문제: 항목의 맨 처음부터 "more-link[interactable]: More [103,1230,194,1275]" 내용이 들어 있는 줄까지의 구간을 다시 적되, 단어 "Massage" 자리에 "Facial" 단어를 바꿔 넣고 나머지는 그대로 두세요.

:: 원본 항목 ::

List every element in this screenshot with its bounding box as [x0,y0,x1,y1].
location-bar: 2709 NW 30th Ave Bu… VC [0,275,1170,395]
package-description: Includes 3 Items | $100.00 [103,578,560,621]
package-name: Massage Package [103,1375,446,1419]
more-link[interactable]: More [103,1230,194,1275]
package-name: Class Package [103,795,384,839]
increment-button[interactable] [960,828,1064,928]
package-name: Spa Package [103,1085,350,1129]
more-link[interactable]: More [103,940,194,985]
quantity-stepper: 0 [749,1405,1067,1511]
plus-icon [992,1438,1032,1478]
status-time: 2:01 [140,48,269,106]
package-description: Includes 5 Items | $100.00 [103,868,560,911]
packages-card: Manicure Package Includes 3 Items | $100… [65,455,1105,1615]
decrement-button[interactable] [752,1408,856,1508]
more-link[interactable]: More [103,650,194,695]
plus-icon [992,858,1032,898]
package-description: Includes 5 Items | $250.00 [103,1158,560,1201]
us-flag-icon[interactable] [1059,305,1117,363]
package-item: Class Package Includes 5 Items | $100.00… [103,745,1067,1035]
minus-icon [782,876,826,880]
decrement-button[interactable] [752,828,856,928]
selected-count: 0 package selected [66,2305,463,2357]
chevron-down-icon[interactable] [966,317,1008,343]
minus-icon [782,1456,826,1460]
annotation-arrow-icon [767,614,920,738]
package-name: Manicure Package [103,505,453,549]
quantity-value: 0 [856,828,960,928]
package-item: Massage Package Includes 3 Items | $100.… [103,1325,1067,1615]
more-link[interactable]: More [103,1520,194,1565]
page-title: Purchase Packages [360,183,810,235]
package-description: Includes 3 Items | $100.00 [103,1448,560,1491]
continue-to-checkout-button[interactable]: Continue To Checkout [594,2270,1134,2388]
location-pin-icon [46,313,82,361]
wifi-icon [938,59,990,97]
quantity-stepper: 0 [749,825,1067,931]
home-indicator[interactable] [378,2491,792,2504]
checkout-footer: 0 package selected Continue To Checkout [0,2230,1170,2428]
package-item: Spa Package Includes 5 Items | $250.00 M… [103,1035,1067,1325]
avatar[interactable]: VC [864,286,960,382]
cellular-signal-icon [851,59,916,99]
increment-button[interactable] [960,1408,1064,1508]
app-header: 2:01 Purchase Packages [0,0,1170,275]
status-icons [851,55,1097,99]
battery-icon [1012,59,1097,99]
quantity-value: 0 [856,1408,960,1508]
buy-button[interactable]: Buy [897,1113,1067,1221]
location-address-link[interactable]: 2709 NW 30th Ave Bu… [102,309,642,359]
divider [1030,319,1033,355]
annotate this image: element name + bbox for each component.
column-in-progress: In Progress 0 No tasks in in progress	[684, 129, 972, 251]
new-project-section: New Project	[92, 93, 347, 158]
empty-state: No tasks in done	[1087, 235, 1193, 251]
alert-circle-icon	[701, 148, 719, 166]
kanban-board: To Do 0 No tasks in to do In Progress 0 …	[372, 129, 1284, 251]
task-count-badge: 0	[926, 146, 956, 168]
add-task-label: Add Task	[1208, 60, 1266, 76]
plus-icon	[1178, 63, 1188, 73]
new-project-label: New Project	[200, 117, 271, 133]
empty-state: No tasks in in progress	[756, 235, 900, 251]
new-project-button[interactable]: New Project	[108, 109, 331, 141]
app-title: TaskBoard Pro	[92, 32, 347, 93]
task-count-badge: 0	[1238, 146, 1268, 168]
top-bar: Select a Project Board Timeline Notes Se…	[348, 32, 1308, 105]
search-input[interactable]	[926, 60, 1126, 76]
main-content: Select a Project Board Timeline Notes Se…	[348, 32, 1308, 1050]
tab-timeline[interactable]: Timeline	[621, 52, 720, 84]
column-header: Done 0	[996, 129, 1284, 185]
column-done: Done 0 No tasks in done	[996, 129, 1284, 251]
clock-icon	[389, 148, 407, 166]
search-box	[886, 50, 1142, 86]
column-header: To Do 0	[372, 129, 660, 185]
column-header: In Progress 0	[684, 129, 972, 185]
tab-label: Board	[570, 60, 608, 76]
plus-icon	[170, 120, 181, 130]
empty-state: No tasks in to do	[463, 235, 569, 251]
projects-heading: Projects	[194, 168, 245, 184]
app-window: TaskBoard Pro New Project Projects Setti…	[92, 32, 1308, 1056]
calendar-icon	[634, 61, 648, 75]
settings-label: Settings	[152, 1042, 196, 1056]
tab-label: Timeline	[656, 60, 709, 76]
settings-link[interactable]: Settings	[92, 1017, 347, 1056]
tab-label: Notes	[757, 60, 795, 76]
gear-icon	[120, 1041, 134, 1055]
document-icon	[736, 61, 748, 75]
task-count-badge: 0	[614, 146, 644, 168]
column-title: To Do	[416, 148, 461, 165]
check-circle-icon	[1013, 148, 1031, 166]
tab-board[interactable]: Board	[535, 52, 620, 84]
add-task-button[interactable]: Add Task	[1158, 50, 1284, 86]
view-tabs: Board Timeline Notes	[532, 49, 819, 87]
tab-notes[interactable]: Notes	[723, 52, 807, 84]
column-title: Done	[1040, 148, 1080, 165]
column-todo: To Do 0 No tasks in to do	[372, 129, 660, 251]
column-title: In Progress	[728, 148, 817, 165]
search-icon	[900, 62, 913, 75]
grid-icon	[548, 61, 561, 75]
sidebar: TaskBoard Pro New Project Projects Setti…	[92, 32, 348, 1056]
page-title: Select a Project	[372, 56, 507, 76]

:::

완료된 과제:
List every element in this screenshot with its bounding box as [x0,y0,x1,y1].
location-bar: 2709 NW 30th Ave Bu… VC [0,275,1170,395]
package-description: Includes 3 Items | $100.00 [103,578,560,621]
package-name: Facial Package [103,1375,446,1419]
more-link[interactable]: More [103,1230,194,1275]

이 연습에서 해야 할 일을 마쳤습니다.